### DIRECTIONS
Rewrite all of the records below, switching every "crop-mark" to "trim-mark" and leaving everything else unchanged. Omit the pictures from your answer.

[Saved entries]
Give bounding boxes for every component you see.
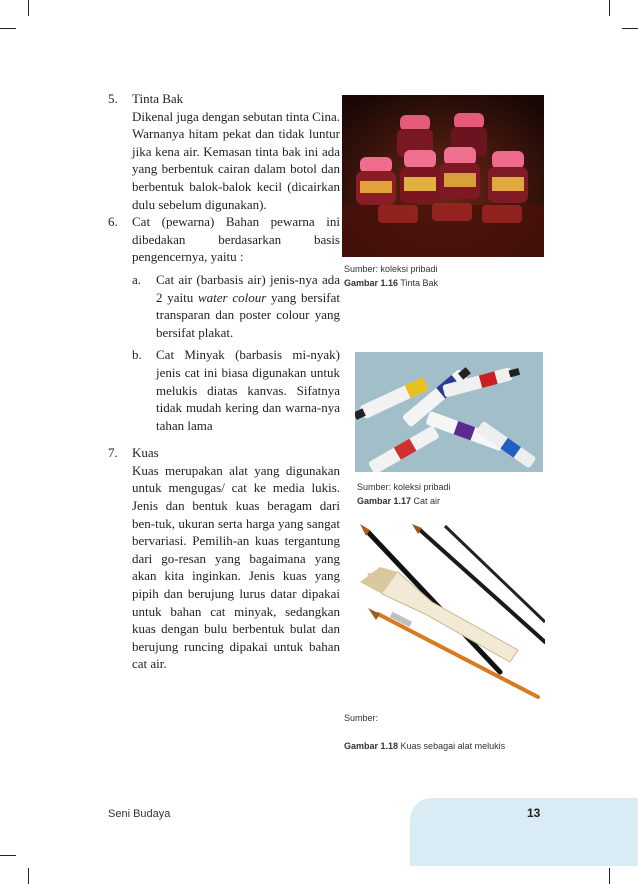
crop-mark: [28, 0, 29, 16]
italic-term: water colour: [197, 289, 267, 305]
brushes-photo: [350, 522, 545, 702]
item-text: Kuas merupakan alat yang digunakan untuk mengugas/ cat ke media lukis. Jenis dan bentuk kuas beragam dari ben-tuk, ukuran serta harga yang sangat bervariasi. Pemilih-an kuas tergantung dari go-resan yang bagaimana yang akan kita inginkan. Jenis kuas yang pipih dan berujung lurus datar dipakai untuk bahan cat minyak, sedangkan kuas dengan bulu berbentuk bulat dan berujung runcing dipakai untuk bahan cat air.: [132, 462, 340, 672]
crop-mark: [609, 868, 610, 884]
figure-source: Sumber: koleksi pribadi: [357, 482, 451, 492]
sub-letter: a.: [132, 271, 142, 287]
crop-mark: [622, 28, 638, 29]
item-title: Cat (pewarna): [132, 214, 215, 230]
page-number-tab: [410, 798, 638, 866]
page-number: 13: [527, 806, 541, 820]
item-number: 7.: [108, 445, 118, 461]
figure-source: Sumber: koleksi pribadi: [344, 264, 438, 274]
item-title: Tinta Bak: [132, 91, 184, 106]
figure-label: Gambar 1.17: [357, 496, 412, 506]
item-number: 6.: [108, 214, 118, 230]
ink-bottles-photo: [342, 95, 544, 257]
paint-tubes-photo: [355, 352, 543, 472]
book-title: Seni Budaya: [108, 808, 171, 820]
crop-mark: [0, 855, 16, 856]
sub-item: a. Cat air (barbasis air) jenis-nya ada 2 yaitu water colour yang bersifat transparan dan poster colour yang bersifat plakat.: [132, 271, 340, 340]
crop-mark: [0, 28, 16, 29]
figure-source: Sumber:: [344, 713, 379, 723]
crop-mark: [28, 868, 29, 884]
text-column: [108, 90, 340, 673]
figure-label: Gambar 1.16: [344, 278, 399, 288]
item-text: Dikenal juga dengan sebutan tinta Cina. Warnanya hitam pekat dan tidak luntur jika kena air. Kemasan tinta bak ini ada yang berbentuk cairan dalam botol dan berbentuk balok-balok kecil (dicairkan dulu sebelum digunakan).: [132, 108, 340, 212]
list-item: [108, 213, 340, 434]
sub-letter: b.: [132, 347, 142, 363]
figure-label: Gambar 1.18: [344, 741, 399, 751]
item-number: 5.: [108, 91, 118, 106]
sub-item: b. Cat Minyak (barbasis mi-nyak) jenis cat ini biasa digunakan untuk melukis diatas kanvas. Sifatnya tidak mudah kering dan warna-nya tahan lama: [132, 347, 340, 433]
crop-mark: [609, 0, 610, 16]
item-text: Cat (pewarna) Bahan pewarna ini dibedakan berdasarkan basis pengencernya, yaitu :: [132, 214, 340, 265]
list-item: [108, 90, 340, 213]
figure-caption: Gambar 1.16 Tinta Bak: [344, 278, 439, 288]
figure-caption: Gambar 1.17 Cat air: [357, 496, 441, 506]
item-title: Kuas: [132, 445, 159, 461]
list-item: [108, 444, 340, 673]
figure-caption: Gambar 1.18 Kuas sebagai alat melukis: [344, 741, 506, 751]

### TASK RESPONSE
Give bounding boxes for every component you see.
trim-mark: [28, 0, 29, 16]
italic-term: water colour: [197, 289, 267, 305]
brushes-photo: [350, 522, 545, 702]
item-text: Kuas merupakan alat yang digunakan untuk mengugas/ cat ke media lukis. Jenis dan bentuk kuas beragam dari ben-tuk, ukuran serta harga yang sangat bervariasi. Pemilih-an kuas tergantung dari go-resan yang bagaimana yang akan kita inginkan. Jenis kuas yang pipih dan berujung lurus datar dipakai untuk bahan cat minyak, sedangkan kuas dengan bulu berbentuk bulat dan berujung runcing dipakai untuk bahan cat air.: [132, 462, 340, 672]
trim-mark: [609, 868, 610, 884]
figure-source: Sumber: koleksi pribadi: [357, 482, 451, 492]
sub-letter: a.: [132, 271, 142, 287]
trim-mark: [622, 28, 638, 29]
item-title: Cat (pewarna): [132, 214, 215, 230]
page-number-tab: [410, 798, 638, 866]
page-number: 13: [527, 806, 541, 820]
item-number: 7.: [108, 445, 118, 461]
figure-source: Sumber: koleksi pribadi: [344, 264, 438, 274]
item-title: Tinta Bak: [132, 91, 184, 106]
figure-label: Gambar 1.17: [357, 496, 412, 506]
item-number: 6.: [108, 214, 118, 230]
ink-bottles-photo: [342, 95, 544, 257]
paint-tubes-photo: [355, 352, 543, 472]
book-title: Seni Budaya: [108, 808, 171, 820]
trim-mark: [0, 855, 16, 856]
sub-item: a. Cat air (barbasis air) jenis-nya ada 2 yaitu water colour yang bersifat transparan dan poster colour yang bersifat plakat.: [132, 271, 340, 340]
trim-mark: [0, 28, 16, 29]
figure-source: Sumber:: [344, 713, 379, 723]
trim-mark: [28, 868, 29, 884]
text-column: [108, 90, 340, 673]
figure-label: Gambar 1.16: [344, 278, 399, 288]
item-text: Dikenal juga dengan sebutan tinta Cina. Warnanya hitam pekat dan tidak luntur jika kena air. Kemasan tinta bak ini ada yang berbentuk cairan dalam botol dan berbentuk balok-balok kecil (dicairkan dulu sebelum digunakan).: [132, 108, 340, 212]
list-item: [108, 213, 340, 434]
sub-letter: b.: [132, 347, 142, 363]
figure-label: Gambar 1.18: [344, 741, 399, 751]
item-number: 5.: [108, 91, 118, 106]
sub-item: b. Cat Minyak (barbasis mi-nyak) jenis cat ini biasa digunakan untuk melukis diatas kanvas. Sifatnya tidak mudah kering dan warna-nya tahan lama: [132, 347, 340, 433]
trim-mark: [609, 0, 610, 16]
item-text: Cat (pewarna) Bahan pewarna ini dibedakan berdasarkan basis pengencernya, yaitu :: [132, 214, 340, 265]
list-item: [108, 90, 340, 213]
figure-caption: Gambar 1.16 Tinta Bak: [344, 278, 439, 288]
figure-caption: Gambar 1.17 Cat air: [357, 496, 441, 506]
item-title: Kuas: [132, 445, 159, 461]
list-item: [108, 444, 340, 673]
figure-caption: Gambar 1.18 Kuas sebagai alat melukis: [344, 741, 506, 751]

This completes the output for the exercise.